*DATA RECORDS*:
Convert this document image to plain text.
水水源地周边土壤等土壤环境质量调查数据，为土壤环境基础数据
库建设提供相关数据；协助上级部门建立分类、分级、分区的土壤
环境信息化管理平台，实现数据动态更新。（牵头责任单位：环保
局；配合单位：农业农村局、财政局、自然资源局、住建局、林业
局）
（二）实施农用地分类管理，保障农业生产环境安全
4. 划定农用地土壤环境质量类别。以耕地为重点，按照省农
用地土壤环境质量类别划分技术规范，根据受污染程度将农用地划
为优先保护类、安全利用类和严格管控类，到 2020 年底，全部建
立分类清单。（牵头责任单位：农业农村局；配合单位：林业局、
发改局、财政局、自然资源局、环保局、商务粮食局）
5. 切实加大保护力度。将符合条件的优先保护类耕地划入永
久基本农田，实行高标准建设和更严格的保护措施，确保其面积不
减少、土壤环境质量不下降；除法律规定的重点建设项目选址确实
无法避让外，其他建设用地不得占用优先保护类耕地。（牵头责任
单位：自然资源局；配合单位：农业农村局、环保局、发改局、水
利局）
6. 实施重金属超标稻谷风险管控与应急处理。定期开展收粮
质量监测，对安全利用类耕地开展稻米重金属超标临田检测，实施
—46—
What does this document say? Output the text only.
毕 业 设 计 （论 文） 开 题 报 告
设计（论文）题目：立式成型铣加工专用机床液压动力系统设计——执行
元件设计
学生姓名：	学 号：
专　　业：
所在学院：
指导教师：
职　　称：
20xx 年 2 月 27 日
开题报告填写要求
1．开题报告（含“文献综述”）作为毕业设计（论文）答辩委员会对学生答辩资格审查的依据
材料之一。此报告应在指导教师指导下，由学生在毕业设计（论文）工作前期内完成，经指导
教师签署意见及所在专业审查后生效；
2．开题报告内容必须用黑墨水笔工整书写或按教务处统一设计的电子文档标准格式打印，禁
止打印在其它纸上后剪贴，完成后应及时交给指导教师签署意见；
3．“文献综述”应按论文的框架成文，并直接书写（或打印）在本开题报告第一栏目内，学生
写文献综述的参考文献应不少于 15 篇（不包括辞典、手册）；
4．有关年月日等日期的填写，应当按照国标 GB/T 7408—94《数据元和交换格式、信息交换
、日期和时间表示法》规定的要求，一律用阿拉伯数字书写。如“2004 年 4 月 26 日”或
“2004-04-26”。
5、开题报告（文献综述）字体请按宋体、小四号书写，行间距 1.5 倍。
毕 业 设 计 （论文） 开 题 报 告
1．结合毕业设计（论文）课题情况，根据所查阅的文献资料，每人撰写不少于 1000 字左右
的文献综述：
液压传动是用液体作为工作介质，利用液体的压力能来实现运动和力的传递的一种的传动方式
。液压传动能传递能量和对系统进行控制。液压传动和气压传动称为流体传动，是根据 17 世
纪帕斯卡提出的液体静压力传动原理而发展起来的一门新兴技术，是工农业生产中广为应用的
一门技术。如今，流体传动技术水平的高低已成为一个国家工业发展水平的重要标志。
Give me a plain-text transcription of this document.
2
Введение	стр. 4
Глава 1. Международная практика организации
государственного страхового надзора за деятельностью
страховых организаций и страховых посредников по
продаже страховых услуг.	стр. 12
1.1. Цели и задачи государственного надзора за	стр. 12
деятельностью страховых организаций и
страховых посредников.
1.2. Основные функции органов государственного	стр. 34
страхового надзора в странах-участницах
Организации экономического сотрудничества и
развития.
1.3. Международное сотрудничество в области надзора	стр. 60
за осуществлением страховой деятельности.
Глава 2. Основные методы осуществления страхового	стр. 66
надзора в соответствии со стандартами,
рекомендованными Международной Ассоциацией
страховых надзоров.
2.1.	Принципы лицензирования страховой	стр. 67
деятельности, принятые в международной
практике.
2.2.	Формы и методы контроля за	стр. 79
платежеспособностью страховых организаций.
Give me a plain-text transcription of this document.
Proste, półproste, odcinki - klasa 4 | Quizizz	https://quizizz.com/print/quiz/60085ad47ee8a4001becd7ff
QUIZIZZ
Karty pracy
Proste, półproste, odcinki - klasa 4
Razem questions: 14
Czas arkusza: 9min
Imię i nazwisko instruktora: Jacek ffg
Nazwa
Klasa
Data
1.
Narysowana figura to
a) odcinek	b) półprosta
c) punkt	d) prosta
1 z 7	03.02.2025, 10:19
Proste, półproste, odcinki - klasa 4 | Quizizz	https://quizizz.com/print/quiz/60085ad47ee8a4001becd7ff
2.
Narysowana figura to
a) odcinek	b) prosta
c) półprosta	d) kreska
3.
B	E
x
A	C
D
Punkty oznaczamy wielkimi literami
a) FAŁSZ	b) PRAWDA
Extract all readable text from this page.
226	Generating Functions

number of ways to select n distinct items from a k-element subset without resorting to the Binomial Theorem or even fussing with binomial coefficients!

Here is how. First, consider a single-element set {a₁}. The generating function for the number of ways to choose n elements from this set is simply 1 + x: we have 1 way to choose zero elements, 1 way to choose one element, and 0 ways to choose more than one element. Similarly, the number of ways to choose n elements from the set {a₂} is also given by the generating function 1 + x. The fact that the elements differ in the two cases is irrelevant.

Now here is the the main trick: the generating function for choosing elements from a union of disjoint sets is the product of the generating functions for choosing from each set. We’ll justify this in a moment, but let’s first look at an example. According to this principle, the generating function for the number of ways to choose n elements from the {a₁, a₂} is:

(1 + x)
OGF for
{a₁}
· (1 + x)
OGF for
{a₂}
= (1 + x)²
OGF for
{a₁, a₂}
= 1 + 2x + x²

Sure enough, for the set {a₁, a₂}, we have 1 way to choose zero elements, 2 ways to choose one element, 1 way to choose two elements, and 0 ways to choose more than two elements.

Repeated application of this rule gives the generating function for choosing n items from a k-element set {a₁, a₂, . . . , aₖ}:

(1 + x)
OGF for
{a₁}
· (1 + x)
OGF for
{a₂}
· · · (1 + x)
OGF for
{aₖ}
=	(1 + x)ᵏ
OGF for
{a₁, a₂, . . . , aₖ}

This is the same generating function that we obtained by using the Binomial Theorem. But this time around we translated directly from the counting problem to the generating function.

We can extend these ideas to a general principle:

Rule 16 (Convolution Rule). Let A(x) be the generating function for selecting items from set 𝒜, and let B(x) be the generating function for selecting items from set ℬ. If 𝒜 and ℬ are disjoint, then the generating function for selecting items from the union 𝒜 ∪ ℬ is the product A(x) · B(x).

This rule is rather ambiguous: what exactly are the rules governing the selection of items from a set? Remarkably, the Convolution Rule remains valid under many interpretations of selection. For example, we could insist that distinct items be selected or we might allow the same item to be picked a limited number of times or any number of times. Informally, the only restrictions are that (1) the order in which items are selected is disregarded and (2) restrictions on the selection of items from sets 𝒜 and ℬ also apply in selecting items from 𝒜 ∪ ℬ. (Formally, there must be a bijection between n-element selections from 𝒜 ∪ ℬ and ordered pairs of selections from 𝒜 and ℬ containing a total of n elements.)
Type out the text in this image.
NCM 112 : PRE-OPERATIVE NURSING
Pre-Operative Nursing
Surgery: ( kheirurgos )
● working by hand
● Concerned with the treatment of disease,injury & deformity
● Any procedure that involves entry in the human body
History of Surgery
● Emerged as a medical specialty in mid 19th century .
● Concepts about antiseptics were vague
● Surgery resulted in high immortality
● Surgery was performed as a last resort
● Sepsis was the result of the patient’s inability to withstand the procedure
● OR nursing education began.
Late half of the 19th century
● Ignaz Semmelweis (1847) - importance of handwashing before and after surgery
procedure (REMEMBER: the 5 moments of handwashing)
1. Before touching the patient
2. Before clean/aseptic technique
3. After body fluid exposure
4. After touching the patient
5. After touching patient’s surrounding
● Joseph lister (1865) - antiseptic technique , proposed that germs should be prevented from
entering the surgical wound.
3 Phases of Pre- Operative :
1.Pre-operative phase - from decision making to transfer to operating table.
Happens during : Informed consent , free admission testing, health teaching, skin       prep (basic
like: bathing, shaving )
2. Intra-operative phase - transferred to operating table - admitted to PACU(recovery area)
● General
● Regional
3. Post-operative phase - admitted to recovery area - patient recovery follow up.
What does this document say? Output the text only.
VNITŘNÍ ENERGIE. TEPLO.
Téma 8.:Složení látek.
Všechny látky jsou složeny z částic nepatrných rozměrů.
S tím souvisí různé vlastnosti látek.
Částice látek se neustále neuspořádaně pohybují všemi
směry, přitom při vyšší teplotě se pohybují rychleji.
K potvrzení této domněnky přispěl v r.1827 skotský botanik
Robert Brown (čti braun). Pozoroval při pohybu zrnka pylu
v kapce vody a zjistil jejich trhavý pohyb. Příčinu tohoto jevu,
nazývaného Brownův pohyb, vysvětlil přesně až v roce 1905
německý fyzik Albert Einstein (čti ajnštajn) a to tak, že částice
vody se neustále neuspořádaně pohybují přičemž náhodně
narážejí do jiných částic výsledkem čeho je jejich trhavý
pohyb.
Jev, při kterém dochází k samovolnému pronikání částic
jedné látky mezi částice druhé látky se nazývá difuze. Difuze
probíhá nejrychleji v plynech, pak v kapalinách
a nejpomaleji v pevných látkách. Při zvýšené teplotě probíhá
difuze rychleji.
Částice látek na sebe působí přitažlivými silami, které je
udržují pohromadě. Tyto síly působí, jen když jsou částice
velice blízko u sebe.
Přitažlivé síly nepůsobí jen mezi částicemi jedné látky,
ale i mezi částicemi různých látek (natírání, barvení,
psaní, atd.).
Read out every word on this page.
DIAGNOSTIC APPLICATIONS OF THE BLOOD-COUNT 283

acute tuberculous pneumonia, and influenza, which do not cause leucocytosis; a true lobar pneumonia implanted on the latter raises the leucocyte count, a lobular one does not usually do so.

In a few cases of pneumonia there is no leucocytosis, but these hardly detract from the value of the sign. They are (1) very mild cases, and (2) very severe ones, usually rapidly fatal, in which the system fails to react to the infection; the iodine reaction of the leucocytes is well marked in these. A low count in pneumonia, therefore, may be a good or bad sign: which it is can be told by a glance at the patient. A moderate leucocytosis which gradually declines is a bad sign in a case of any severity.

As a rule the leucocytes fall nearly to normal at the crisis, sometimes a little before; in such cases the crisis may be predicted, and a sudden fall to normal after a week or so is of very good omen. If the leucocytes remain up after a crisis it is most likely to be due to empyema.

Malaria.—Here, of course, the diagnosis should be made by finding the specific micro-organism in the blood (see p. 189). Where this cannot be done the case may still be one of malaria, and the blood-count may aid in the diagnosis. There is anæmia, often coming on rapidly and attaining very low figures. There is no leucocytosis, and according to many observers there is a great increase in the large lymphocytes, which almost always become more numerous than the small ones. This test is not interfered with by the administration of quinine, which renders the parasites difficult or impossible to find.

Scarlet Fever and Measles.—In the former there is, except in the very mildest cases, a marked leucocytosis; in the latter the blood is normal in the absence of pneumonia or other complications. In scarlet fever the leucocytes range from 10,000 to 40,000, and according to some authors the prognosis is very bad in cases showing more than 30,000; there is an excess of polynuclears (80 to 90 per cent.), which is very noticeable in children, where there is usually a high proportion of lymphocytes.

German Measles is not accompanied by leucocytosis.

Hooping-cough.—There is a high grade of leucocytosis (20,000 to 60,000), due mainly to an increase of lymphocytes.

*THE PROBLEM*:
Find every line in the records above that contains the word "procedure", and copy each one.

*COMPLETE RESPONSE*:
● Any procedure that involves entry in the human body
● Sepsis was the result of the patient’s inability to withstand the procedure
procedure (REMEMBER: the 5 moments of handwashing)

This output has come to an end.